STATED EXERCISE: In the entries below, count every line containing "shape". Reply with the number alone.

THE DATA:

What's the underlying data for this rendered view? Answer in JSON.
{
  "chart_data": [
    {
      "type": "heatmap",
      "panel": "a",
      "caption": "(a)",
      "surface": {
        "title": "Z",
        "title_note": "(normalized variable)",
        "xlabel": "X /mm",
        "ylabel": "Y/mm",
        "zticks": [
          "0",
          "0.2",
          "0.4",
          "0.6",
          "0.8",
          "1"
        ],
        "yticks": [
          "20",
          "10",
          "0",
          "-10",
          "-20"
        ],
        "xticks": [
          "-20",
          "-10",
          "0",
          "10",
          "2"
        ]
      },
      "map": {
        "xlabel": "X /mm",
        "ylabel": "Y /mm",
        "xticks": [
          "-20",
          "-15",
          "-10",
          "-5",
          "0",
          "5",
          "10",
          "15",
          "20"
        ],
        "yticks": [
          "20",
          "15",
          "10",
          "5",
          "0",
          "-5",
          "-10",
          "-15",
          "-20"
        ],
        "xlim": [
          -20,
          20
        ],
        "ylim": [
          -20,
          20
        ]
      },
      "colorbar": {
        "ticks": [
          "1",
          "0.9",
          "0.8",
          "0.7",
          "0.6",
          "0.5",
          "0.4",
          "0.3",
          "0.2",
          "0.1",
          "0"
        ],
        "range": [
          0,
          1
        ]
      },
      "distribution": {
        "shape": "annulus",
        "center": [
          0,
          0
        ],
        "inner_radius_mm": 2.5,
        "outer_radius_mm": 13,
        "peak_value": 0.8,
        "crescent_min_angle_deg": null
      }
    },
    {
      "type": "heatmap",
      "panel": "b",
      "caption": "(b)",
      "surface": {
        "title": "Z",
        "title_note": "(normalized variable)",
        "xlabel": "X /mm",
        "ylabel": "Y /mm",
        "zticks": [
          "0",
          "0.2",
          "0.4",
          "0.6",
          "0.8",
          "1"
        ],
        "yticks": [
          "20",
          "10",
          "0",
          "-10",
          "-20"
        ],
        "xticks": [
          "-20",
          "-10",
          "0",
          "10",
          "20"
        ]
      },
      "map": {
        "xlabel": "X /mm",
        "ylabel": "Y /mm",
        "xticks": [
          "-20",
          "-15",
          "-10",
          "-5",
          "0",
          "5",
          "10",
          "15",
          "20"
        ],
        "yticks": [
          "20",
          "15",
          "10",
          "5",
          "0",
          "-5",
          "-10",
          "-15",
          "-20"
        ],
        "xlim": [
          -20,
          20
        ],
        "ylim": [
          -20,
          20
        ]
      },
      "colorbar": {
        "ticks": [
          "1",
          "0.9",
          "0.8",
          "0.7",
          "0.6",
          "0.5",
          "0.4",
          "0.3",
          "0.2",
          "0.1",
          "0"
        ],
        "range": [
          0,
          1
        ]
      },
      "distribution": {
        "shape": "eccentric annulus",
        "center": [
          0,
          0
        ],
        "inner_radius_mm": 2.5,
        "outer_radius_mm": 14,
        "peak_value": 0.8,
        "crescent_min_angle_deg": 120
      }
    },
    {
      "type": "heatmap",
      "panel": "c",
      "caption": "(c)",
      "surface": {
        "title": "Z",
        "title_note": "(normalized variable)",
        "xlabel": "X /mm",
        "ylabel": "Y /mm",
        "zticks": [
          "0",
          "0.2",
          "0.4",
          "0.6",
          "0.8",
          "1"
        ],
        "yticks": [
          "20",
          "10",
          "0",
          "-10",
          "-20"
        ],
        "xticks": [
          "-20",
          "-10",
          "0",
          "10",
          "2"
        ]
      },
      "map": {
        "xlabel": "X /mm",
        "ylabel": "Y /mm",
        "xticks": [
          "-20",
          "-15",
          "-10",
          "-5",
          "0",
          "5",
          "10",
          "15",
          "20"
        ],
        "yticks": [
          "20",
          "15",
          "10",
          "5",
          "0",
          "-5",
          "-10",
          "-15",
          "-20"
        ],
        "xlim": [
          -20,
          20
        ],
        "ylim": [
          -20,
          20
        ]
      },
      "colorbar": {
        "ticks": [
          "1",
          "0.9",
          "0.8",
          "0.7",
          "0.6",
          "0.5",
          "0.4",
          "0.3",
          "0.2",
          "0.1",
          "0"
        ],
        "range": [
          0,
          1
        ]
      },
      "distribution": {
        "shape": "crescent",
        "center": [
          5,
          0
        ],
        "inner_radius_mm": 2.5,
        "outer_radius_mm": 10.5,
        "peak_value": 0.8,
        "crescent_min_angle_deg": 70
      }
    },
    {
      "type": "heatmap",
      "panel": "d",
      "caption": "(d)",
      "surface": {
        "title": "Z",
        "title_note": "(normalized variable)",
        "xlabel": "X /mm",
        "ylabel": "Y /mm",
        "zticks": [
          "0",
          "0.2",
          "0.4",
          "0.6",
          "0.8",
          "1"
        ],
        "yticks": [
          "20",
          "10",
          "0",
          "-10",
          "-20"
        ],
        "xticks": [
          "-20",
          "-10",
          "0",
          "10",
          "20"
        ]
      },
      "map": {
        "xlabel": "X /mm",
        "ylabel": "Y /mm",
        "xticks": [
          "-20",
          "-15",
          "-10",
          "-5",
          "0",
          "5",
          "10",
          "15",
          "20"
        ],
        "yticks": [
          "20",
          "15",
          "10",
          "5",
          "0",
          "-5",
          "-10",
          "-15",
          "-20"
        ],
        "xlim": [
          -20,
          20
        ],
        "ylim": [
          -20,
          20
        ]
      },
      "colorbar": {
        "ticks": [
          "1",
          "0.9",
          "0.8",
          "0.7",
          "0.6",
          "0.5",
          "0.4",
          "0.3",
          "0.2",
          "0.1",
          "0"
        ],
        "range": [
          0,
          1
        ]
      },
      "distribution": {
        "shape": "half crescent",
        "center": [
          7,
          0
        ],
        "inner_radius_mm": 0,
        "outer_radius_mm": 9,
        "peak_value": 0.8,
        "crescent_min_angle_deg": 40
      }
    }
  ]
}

SOLUTION TO THE PROBLEM: 4